▶ _EXERCISE DIRECTIONS_
Check each line of the entries below for the string "marker" and state how many lines have it, with no other text.
# START OF MATERIAL SUPPLIED
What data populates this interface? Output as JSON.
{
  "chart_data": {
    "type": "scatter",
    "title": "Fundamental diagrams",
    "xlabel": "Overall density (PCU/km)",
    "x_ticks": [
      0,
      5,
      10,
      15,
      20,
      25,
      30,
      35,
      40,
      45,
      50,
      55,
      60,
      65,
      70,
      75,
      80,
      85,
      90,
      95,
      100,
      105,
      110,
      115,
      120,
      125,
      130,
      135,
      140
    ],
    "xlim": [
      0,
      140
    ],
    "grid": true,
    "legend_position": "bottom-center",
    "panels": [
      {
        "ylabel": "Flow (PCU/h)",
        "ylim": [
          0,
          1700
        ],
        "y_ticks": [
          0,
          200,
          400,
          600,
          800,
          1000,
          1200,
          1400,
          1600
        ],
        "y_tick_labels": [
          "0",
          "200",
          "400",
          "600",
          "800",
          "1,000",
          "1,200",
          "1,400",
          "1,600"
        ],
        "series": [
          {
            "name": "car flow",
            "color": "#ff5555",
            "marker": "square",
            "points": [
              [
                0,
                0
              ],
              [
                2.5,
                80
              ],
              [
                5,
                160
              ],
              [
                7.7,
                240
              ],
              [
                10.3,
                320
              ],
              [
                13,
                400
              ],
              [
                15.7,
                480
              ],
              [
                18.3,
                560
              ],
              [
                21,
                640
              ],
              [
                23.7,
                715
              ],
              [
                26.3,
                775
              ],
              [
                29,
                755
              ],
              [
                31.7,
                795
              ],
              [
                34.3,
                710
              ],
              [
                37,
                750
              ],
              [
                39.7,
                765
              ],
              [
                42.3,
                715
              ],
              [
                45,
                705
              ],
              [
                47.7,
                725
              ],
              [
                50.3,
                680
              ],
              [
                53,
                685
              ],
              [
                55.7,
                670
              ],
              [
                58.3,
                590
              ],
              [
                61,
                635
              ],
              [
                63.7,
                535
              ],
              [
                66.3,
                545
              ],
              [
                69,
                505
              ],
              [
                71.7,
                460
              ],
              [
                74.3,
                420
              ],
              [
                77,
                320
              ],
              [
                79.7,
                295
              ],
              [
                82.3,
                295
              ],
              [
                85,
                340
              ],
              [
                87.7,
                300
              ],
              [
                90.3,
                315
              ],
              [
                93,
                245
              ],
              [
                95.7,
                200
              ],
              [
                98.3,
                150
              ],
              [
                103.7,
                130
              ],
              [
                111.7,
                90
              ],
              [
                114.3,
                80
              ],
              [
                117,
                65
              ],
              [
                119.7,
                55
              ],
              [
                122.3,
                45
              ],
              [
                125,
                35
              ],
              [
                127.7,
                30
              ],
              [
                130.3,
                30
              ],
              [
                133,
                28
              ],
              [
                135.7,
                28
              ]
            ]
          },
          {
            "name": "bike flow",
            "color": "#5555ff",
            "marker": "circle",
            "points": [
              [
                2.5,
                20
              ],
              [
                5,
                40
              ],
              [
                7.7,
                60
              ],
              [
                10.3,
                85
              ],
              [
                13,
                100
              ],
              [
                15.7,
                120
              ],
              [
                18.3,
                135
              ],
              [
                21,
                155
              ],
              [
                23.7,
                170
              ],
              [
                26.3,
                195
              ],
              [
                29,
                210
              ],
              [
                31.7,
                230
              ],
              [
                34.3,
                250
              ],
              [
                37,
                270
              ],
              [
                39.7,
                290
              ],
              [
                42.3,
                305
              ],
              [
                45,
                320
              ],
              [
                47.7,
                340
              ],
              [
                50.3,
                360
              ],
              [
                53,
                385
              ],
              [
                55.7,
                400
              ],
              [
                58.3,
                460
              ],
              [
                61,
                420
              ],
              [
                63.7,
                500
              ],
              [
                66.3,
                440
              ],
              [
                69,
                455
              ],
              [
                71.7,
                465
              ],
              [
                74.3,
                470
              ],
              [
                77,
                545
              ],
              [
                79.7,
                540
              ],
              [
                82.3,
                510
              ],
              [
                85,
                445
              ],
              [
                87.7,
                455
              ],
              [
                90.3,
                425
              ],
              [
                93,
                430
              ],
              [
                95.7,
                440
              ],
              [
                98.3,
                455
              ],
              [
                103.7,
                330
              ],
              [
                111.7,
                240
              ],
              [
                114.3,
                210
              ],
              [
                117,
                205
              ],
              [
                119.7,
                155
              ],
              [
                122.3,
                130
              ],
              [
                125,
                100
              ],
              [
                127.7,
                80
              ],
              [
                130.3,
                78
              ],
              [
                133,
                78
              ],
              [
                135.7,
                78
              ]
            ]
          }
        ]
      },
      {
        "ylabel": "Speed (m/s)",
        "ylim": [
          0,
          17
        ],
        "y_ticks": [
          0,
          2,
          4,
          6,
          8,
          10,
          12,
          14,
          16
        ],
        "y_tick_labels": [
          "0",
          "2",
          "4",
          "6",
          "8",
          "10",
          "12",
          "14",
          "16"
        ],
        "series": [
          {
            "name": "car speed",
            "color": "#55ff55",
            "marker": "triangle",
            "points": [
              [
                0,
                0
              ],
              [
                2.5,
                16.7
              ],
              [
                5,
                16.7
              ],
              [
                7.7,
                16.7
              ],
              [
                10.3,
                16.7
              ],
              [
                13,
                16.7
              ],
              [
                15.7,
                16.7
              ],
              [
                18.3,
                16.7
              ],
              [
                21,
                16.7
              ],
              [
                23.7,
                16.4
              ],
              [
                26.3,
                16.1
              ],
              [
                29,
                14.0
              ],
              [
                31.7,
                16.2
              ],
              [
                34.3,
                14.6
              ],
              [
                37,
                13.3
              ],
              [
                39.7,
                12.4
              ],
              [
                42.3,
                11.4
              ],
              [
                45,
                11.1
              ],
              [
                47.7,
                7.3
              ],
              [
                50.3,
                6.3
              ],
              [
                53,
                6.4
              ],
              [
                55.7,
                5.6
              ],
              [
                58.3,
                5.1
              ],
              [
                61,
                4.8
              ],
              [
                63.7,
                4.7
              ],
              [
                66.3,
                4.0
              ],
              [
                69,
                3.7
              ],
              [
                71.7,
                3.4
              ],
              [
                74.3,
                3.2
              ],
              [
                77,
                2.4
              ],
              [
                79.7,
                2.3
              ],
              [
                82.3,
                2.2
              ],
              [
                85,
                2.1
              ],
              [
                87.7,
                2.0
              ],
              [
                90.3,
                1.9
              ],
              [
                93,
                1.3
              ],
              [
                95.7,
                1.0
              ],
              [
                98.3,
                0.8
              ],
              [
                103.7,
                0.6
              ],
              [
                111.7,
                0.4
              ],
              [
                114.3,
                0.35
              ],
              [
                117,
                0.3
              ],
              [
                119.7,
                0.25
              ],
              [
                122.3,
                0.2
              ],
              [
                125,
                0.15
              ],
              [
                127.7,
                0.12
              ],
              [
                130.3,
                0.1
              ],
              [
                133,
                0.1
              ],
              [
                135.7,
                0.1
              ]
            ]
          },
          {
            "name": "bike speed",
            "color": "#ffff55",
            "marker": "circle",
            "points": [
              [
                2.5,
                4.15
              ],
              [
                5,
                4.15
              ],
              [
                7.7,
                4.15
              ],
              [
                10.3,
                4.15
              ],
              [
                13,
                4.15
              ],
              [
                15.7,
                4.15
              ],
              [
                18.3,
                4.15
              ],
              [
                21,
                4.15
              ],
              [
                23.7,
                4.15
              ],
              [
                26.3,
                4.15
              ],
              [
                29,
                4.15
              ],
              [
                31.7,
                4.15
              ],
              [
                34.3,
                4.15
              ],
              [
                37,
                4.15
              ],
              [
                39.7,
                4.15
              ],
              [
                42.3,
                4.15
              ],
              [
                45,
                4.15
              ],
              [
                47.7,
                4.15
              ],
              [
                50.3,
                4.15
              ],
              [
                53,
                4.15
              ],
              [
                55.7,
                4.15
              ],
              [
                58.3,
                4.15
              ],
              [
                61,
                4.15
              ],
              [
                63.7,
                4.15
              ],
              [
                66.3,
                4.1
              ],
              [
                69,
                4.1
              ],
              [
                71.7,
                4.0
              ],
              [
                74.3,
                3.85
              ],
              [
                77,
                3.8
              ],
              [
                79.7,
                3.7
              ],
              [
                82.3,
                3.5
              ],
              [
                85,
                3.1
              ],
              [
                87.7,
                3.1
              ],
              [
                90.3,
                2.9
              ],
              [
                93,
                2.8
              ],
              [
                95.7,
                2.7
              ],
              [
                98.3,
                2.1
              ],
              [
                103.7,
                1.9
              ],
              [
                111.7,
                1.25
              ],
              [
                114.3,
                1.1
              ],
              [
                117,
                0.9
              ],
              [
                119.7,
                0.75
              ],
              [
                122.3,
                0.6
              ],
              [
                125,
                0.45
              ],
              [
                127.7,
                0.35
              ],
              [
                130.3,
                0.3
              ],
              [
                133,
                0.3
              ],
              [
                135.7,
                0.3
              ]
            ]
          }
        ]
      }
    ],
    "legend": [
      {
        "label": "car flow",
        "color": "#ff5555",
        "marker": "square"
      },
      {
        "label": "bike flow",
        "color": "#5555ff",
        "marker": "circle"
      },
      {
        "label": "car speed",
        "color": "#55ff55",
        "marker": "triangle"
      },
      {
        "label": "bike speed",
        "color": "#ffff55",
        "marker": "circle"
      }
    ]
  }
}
# END OF MATERIAL SUPPLIED
▶ _CORRECT RESPONSE_
8